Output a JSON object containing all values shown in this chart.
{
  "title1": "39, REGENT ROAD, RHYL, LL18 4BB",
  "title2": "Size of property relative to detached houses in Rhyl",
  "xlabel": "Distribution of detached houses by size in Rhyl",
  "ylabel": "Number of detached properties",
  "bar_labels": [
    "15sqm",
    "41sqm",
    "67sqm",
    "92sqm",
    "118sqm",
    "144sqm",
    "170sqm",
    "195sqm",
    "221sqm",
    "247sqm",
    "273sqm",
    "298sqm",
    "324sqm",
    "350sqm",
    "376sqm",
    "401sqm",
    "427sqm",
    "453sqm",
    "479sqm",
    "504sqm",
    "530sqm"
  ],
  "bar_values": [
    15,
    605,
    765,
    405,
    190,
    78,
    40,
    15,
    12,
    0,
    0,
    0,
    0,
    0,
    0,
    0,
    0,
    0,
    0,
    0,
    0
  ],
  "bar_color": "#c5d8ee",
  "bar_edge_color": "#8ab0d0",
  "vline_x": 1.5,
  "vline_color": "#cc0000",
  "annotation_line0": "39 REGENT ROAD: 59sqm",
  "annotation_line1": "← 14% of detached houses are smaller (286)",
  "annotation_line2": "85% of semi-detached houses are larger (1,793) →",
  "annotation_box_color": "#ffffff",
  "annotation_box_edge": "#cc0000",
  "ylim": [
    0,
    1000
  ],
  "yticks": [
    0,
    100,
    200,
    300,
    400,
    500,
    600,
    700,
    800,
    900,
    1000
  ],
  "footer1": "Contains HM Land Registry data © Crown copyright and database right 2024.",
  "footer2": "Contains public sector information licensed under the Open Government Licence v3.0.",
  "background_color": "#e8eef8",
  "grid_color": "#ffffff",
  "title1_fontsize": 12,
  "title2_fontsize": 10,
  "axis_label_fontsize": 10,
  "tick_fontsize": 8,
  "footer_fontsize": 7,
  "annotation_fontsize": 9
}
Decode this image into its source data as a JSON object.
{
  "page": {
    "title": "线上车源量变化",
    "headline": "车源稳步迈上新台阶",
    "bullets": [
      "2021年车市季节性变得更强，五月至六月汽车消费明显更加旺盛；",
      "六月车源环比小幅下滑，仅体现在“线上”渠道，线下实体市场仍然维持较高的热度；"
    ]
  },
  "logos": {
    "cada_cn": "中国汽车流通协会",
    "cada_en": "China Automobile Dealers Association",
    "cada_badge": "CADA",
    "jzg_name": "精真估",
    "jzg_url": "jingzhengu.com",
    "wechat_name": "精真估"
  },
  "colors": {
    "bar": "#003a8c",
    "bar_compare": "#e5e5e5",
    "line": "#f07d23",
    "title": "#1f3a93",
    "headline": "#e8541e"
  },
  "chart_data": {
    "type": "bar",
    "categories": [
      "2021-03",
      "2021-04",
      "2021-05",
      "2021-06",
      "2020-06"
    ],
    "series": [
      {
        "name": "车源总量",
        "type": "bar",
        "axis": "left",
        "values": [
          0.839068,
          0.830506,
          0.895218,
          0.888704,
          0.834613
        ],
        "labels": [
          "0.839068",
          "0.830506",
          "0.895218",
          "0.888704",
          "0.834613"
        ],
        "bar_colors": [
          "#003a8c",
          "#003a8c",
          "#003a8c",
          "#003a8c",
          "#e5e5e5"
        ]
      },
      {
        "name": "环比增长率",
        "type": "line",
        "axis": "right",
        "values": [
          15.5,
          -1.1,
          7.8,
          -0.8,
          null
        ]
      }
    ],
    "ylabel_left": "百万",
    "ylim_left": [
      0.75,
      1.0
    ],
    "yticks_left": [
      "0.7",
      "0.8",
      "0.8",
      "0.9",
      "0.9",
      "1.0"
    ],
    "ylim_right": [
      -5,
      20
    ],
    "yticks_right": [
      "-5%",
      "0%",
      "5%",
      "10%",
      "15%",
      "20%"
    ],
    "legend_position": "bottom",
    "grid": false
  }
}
_____
Please set down all the data word for word.

> RESPONSE FOR THIS EXERCISE:
Output a JSON object containing all values shown in this chart.
{
  "title1": "39, REGENT ROAD, RHYL, LL18 4BB",
  "title2": "Size of property relative to detached houses in Rhyl",
  "xlabel": "Distribution of detached houses by size in Rhyl",
  "ylabel": "Number of detached properties",
  "bar_labels": [
    "15sqm",
    "41sqm",
    "67sqm",
    "92sqm",
    "118sqm",
    "144sqm",
    "170sqm",
    "195sqm",
    "221sqm",
    "247sqm",
    "273sqm",
    "298sqm",
    "324sqm",
    "350sqm",
    "376sqm",
    "401sqm",
    "427sqm",
    "453sqm",
    "479sqm",
    "504sqm",
    "530sqm"
  ],
  "bar_values": [
    15,
    605,
    765,
    405,
    190,
    78,
    40,
    15,
    12,
    0,
    0,
    0,
    0,
    0,
    0,
    0,
    0,
    0,
    0,
    0,
    0
  ],
  "bar_color": "#c5d8ee",
  "bar_edge_color": "#8ab0d0",
  "vline_x": 1.5,
  "vline_color": "#cc0000",
  "annotation_line0": "39 REGENT ROAD: 59sqm",
  "annotation_line1": "← 14% of detached houses are smaller (286)",
  "annotation_line2": "85% of semi-detached houses are larger (1,793) →",
  "annotation_box_color": "#ffffff",
  "annotation_box_edge": "#cc0000",
  "ylim": [
    0,
    1000
  ],
  "yticks": [
    0,
    100,
    200,
    300,
    400,
    500,
    600,
    700,
    800,
    900,
    1000
  ],
  "footer1": "Contains HM Land Registry data © Crown copyright and database right 2024.",
  "footer2": "Contains public sector information licensed under the Open Government Licence v3.0.",
  "background_color": "#e8eef8",
  "grid_color": "#ffffff",
  "title1_fontsize": 12,
  "title2_fontsize": 10,
  "axis_label_fontsize": 10,
  "tick_fontsize": 8,
  "footer_fontsize": 7,
  "annotation_fontsize": 9
}
Decode this image into its source data as a JSON object.
{
  "page": {
    "title": "线上车源量变化",
    "headline": "车源稳步迈上新台阶",
    "bullets": [
      "2021年车市季节性变得更强，五月至六月汽车消费明显更加旺盛；",
      "六月车源环比小幅下滑，仅体现在“线上”渠道，线下实体市场仍然维持较高的热度；"
    ]
  },
  "logos": {
    "cada_cn": "中国汽车流通协会",
    "cada_en": "China Automobile Dealers Association",
    "cada_badge": "CADA",
    "jzg_name": "精真估",
    "jzg_url": "jingzhengu.com",
    "wechat_name": "精真估"
  },
  "colors": {
    "bar": "#003a8c",
    "bar_compare": "#e5e5e5",
    "line": "#f07d23",
    "title": "#1f3a93",
    "headline": "#e8541e"
  },
  "chart_data": {
    "type": "bar",
    "categories": [
      "2021-03",
      "2021-04",
      "2021-05",
      "2021-06",
      "2020-06"
    ],
    "series": [
      {
        "name": "车源总量",
        "type": "bar",
        "axis": "left",
        "values": [
          0.839068,
          0.830506,
          0.895218,
          0.888704,
          0.834613
        ],
        "labels": [
          "0.839068",
          "0.830506",
          "0.895218",
          "0.888704",
          "0.834613"
        ],
        "bar_colors": [
          "#003a8c",
          "#003a8c",
          "#003a8c",
          "#003a8c",
          "#e5e5e5"
        ]
      },
      {
        "name": "环比增长率",
        "type": "line",
        "axis": "right",
        "values": [
          15.5,
          -1.1,
          7.8,
          -0.8,
          null
        ]
      }
    ],
    "ylabel_left": "百万",
    "ylim_left": [
      0.75,
      1.0
    ],
    "yticks_left": [
      "0.7",
      "0.8",
      "0.8",
      "0.9",
      "0.9",
      "1.0"
    ],
    "ylim_right": [
      -5,
      20
    ],
    "yticks_right": [
      "-5%",
      "0%",
      "5%",
      "10%",
      "15%",
      "20%"
    ],
    "legend_position": "bottom",
    "grid": false
  }
}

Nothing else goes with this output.